## ASSIGNMENT
Reproduce the records below in their entirety, exactly as shown.

## EXERCISE INPUTS

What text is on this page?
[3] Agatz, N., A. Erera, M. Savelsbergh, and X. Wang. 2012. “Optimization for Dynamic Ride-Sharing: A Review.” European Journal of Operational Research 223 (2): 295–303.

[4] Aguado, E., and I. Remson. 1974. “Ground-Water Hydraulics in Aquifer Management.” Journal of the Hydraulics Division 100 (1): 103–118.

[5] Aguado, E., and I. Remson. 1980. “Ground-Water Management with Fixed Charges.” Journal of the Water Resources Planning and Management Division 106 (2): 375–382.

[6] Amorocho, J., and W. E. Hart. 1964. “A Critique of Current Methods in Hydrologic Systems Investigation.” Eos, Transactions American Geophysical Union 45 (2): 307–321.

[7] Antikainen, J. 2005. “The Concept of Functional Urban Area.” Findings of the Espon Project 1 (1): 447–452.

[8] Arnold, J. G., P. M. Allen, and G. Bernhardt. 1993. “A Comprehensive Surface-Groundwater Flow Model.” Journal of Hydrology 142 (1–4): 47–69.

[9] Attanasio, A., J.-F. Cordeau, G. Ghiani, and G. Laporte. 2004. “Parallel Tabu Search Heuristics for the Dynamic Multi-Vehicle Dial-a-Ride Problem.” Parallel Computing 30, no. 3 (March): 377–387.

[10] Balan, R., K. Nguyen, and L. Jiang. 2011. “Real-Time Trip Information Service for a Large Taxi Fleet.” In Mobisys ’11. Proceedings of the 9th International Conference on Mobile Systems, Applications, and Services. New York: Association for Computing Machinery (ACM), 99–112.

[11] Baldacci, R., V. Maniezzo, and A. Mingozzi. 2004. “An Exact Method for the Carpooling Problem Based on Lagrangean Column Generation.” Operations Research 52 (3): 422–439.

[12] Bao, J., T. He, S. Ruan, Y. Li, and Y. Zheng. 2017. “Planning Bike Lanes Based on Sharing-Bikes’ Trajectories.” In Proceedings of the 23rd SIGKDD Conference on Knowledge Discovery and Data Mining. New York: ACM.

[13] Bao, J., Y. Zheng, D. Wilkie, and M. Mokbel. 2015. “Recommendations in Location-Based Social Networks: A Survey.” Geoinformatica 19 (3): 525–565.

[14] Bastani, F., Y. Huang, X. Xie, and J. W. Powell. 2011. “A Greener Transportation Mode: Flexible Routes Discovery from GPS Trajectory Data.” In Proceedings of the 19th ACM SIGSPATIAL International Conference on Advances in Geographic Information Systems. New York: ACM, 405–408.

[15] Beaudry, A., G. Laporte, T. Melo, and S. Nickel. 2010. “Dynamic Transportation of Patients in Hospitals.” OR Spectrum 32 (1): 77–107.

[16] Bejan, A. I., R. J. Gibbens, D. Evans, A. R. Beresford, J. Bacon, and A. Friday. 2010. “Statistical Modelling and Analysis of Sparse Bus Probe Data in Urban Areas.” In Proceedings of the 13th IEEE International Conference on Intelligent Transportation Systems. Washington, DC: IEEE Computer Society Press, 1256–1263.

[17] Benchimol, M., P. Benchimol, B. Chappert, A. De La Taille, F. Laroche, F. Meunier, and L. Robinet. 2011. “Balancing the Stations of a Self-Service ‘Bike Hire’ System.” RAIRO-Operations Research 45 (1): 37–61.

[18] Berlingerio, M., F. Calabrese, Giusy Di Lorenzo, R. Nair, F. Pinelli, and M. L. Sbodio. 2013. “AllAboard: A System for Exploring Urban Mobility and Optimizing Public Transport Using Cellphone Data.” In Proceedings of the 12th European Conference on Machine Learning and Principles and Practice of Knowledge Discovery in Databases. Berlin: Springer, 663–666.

## TASK ANSWER
What text is on this page?
[3] Agatz, N., A. Erera, M. Savelsbergh, and X. Wang. 2012. “Optimization for Dynamic Ride-Sharing: A Review.” European Journal of Operational Research 223 (2): 295–303.

[4] Aguado, E., and I. Remson. 1974. “Ground-Water Hydraulics in Aquifer Management.” Journal of the Hydraulics Division 100 (1): 103–118.

[5] Aguado, E., and I. Remson. 1980. “Ground-Water Management with Fixed Charges.” Journal of the Water Resources Planning and Management Division 106 (2): 375–382.

[6] Amorocho, J., and W. E. Hart. 1964. “A Critique of Current Methods in Hydrologic Systems Investigation.” Eos, Transactions American Geophysical Union 45 (2): 307–321.

[7] Antikainen, J. 2005. “The Concept of Functional Urban Area.” Findings of the Espon Project 1 (1): 447–452.

[8] Arnold, J. G., P. M. Allen, and G. Bernhardt. 1993. “A Comprehensive Surface-Groundwater Flow Model.” Journal of Hydrology 142 (1–4): 47–69.

[9] Attanasio, A., J.-F. Cordeau, G. Ghiani, and G. Laporte. 2004. “Parallel Tabu Search Heuristics for the Dynamic Multi-Vehicle Dial-a-Ride Problem.” Parallel Computing 30, no. 3 (March): 377–387.

[10] Balan, R., K. Nguyen, and L. Jiang. 2011. “Real-Time Trip Information Service for a Large Taxi Fleet.” In Mobisys ’11. Proceedings of the 9th International Conference on Mobile Systems, Applications, and Services. New York: Association for Computing Machinery (ACM), 99–112.

[11] Baldacci, R., V. Maniezzo, and A. Mingozzi. 2004. “An Exact Method for the Carpooling Problem Based on Lagrangean Column Generation.” Operations Research 52 (3): 422–439.

[12] Bao, J., T. He, S. Ruan, Y. Li, and Y. Zheng. 2017. “Planning Bike Lanes Based on Sharing-Bikes’ Trajectories.” In Proceedings of the 23rd SIGKDD Conference on Knowledge Discovery and Data Mining. New York: ACM.

[13] Bao, J., Y. Zheng, D. Wilkie, and M. Mokbel. 2015. “Recommendations in Location-Based Social Networks: A Survey.” Geoinformatica 19 (3): 525–565.

[14] Bastani, F., Y. Huang, X. Xie, and J. W. Powell. 2011. “A Greener Transportation Mode: Flexible Routes Discovery from GPS Trajectory Data.” In Proceedings of the 19th ACM SIGSPATIAL International Conference on Advances in Geographic Information Systems. New York: ACM, 405–408.

[15] Beaudry, A., G. Laporte, T. Melo, and S. Nickel. 2010. “Dynamic Transportation of Patients in Hospitals.” OR Spectrum 32 (1): 77–107.

[16] Bejan, A. I., R. J. Gibbens, D. Evans, A. R. Beresford, J. Bacon, and A. Friday. 2010. “Statistical Modelling and Analysis of Sparse Bus Probe Data in Urban Areas.” In Proceedings of the 13th IEEE International Conference on Intelligent Transportation Systems. Washington, DC: IEEE Computer Society Press, 1256–1263.

[17] Benchimol, M., P. Benchimol, B. Chappert, A. De La Taille, F. Laroche, F. Meunier, and L. Robinet. 2011. “Balancing the Stations of a Self-Service ‘Bike Hire’ System.” RAIRO-Operations Research 45 (1): 37–61.

[18] Berlingerio, M., F. Calabrese, Giusy Di Lorenzo, R. Nair, F. Pinelli, and M. L. Sbodio. 2013. “AllAboard: A System for Exploring Urban Mobility and Optimizing Public Transport Using Cellphone Data.” In Proceedings of the 12th European Conference on Machine Learning and Principles and Practice of Knowledge Discovery in Databases. Berlin: Springer, 663–666.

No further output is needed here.